# [WHAT THIS TASK INVOLVES]
Gather each line of the entries below that includes "دادی".

# [THE INPUT]
•••

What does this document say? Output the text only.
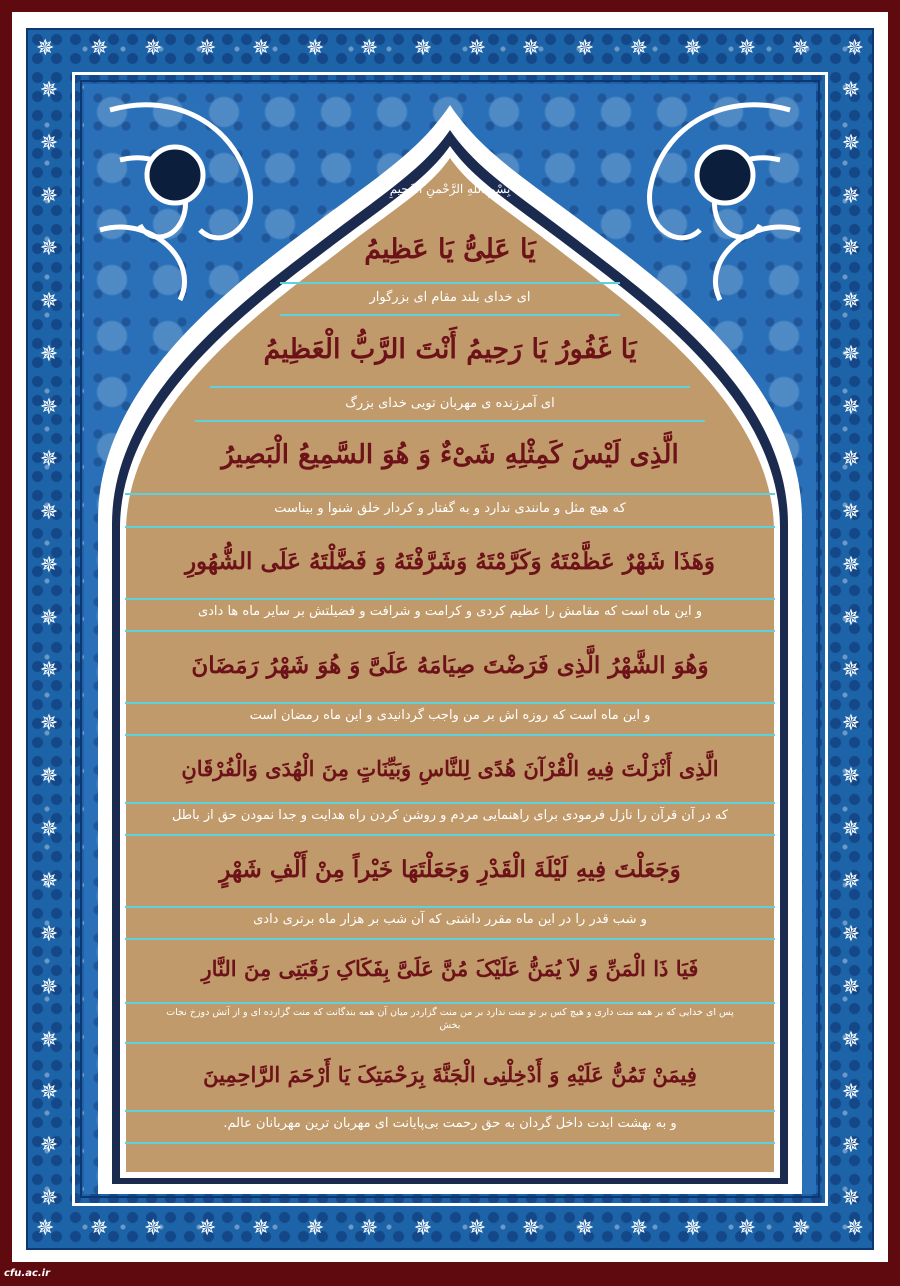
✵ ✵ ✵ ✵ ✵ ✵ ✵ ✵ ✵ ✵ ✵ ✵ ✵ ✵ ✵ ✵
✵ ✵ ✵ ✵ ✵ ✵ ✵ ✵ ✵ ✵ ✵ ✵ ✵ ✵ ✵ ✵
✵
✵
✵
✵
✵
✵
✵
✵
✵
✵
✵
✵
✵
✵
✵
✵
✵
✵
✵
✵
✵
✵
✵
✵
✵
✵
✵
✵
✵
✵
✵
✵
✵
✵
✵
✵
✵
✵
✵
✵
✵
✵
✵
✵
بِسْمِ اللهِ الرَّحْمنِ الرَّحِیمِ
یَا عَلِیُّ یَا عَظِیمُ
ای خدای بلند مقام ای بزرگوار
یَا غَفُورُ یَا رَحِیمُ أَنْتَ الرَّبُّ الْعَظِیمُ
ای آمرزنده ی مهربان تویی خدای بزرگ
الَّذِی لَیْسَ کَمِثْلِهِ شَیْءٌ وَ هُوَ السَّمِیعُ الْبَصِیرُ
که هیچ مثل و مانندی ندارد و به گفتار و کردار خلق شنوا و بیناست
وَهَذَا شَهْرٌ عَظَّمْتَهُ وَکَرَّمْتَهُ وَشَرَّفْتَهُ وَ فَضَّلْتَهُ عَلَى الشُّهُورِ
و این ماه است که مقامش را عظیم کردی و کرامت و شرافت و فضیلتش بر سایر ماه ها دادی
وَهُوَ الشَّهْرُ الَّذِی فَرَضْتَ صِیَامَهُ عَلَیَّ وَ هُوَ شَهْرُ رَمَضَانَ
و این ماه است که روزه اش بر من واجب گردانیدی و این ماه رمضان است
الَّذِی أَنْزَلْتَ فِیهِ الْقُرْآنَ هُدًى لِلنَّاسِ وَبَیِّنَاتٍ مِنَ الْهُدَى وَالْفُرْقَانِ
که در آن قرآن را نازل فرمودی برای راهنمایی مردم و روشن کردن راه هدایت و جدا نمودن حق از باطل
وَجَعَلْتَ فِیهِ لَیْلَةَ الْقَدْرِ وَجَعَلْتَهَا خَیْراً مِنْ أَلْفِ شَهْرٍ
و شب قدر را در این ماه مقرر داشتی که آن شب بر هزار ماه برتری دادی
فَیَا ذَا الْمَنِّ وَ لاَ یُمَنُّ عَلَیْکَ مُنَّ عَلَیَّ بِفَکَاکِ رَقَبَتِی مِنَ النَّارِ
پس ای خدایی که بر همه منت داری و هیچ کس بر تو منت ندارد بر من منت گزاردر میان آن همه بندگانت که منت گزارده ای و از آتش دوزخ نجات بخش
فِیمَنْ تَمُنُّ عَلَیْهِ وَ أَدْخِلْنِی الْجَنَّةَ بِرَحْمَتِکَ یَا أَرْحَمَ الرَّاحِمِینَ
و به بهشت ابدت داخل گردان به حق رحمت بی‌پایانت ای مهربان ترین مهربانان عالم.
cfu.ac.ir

•••

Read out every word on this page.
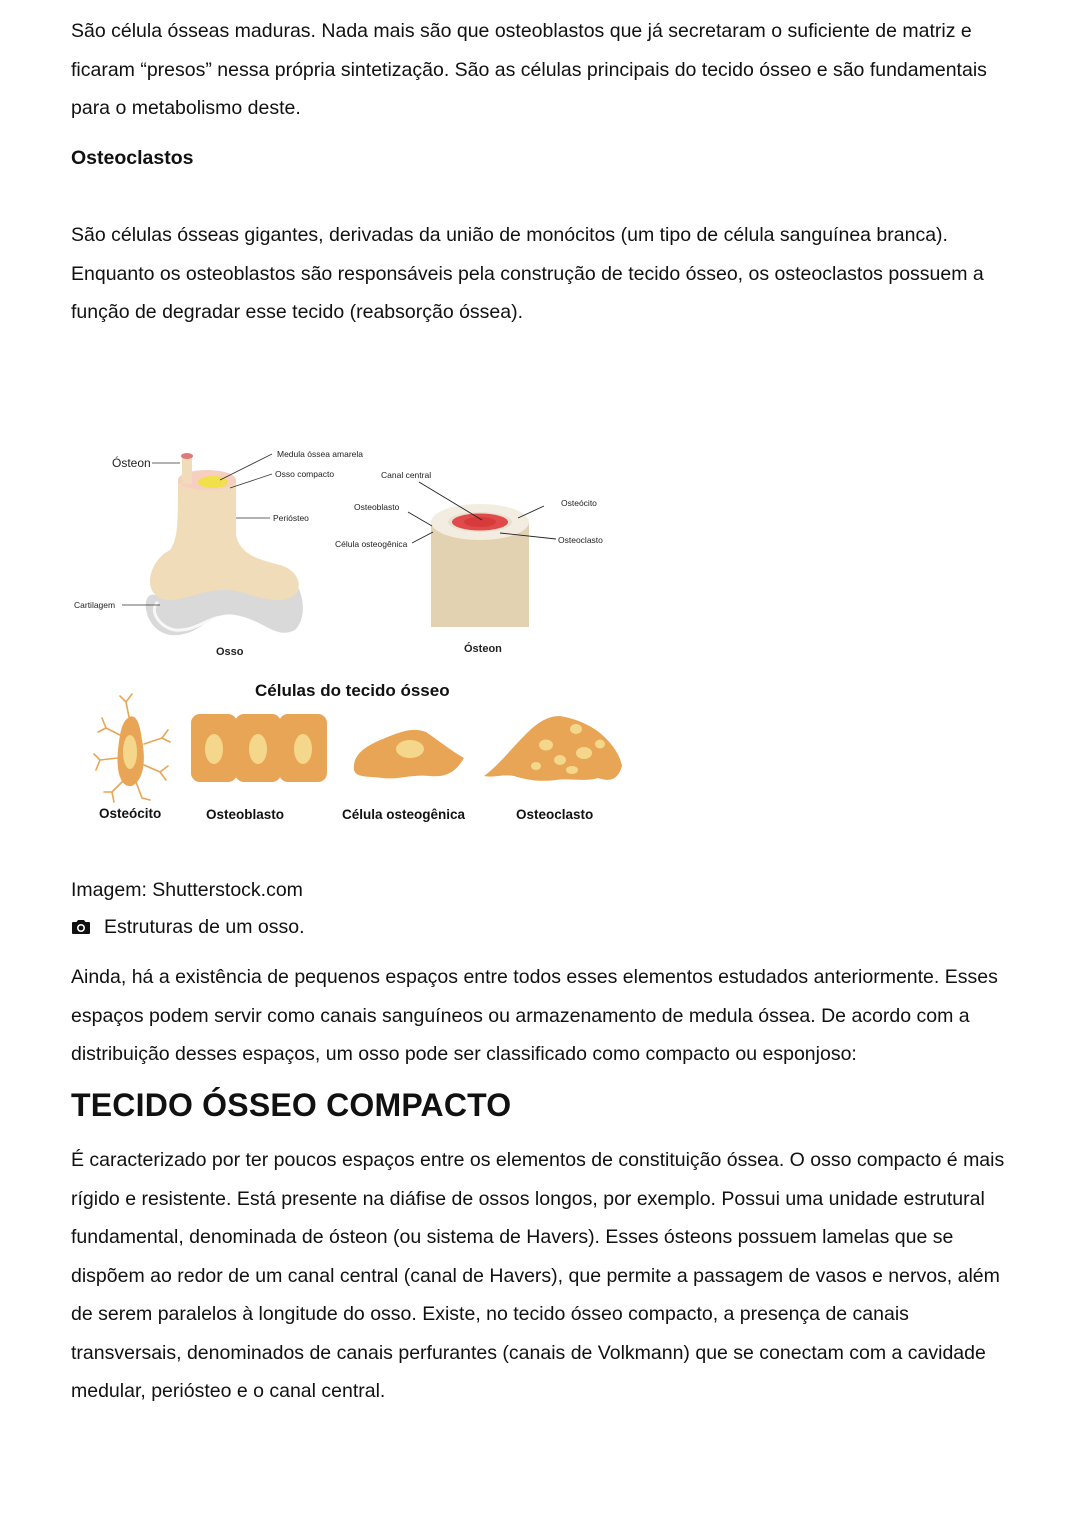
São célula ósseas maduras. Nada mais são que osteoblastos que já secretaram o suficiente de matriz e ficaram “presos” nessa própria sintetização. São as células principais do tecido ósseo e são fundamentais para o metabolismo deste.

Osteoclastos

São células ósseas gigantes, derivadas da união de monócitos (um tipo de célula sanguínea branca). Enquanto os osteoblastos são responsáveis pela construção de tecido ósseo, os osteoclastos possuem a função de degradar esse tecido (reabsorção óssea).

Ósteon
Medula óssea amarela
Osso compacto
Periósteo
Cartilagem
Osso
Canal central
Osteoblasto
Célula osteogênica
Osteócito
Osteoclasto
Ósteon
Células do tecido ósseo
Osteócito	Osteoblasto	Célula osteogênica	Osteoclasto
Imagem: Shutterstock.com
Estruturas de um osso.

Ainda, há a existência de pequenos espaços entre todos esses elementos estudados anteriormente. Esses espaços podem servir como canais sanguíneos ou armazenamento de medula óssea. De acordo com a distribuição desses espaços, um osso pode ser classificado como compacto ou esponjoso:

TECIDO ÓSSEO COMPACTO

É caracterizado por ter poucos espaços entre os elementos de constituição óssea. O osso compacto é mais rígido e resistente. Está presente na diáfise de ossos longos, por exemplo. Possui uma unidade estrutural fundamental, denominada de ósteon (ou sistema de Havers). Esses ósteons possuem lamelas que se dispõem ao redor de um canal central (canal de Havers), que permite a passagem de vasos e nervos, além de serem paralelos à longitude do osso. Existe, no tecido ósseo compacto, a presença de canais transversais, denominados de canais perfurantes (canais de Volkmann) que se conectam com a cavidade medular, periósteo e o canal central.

•••

# [WRITTEN SOLUTION]
و این ماه است که مقامش را عظیم کردی و کرامت و شرافت و فضیلتش بر سایر ماه ها دادی
و شب قدر را در این ماه مقرر داشتی که آن شب بر هزار ماه برتری دادی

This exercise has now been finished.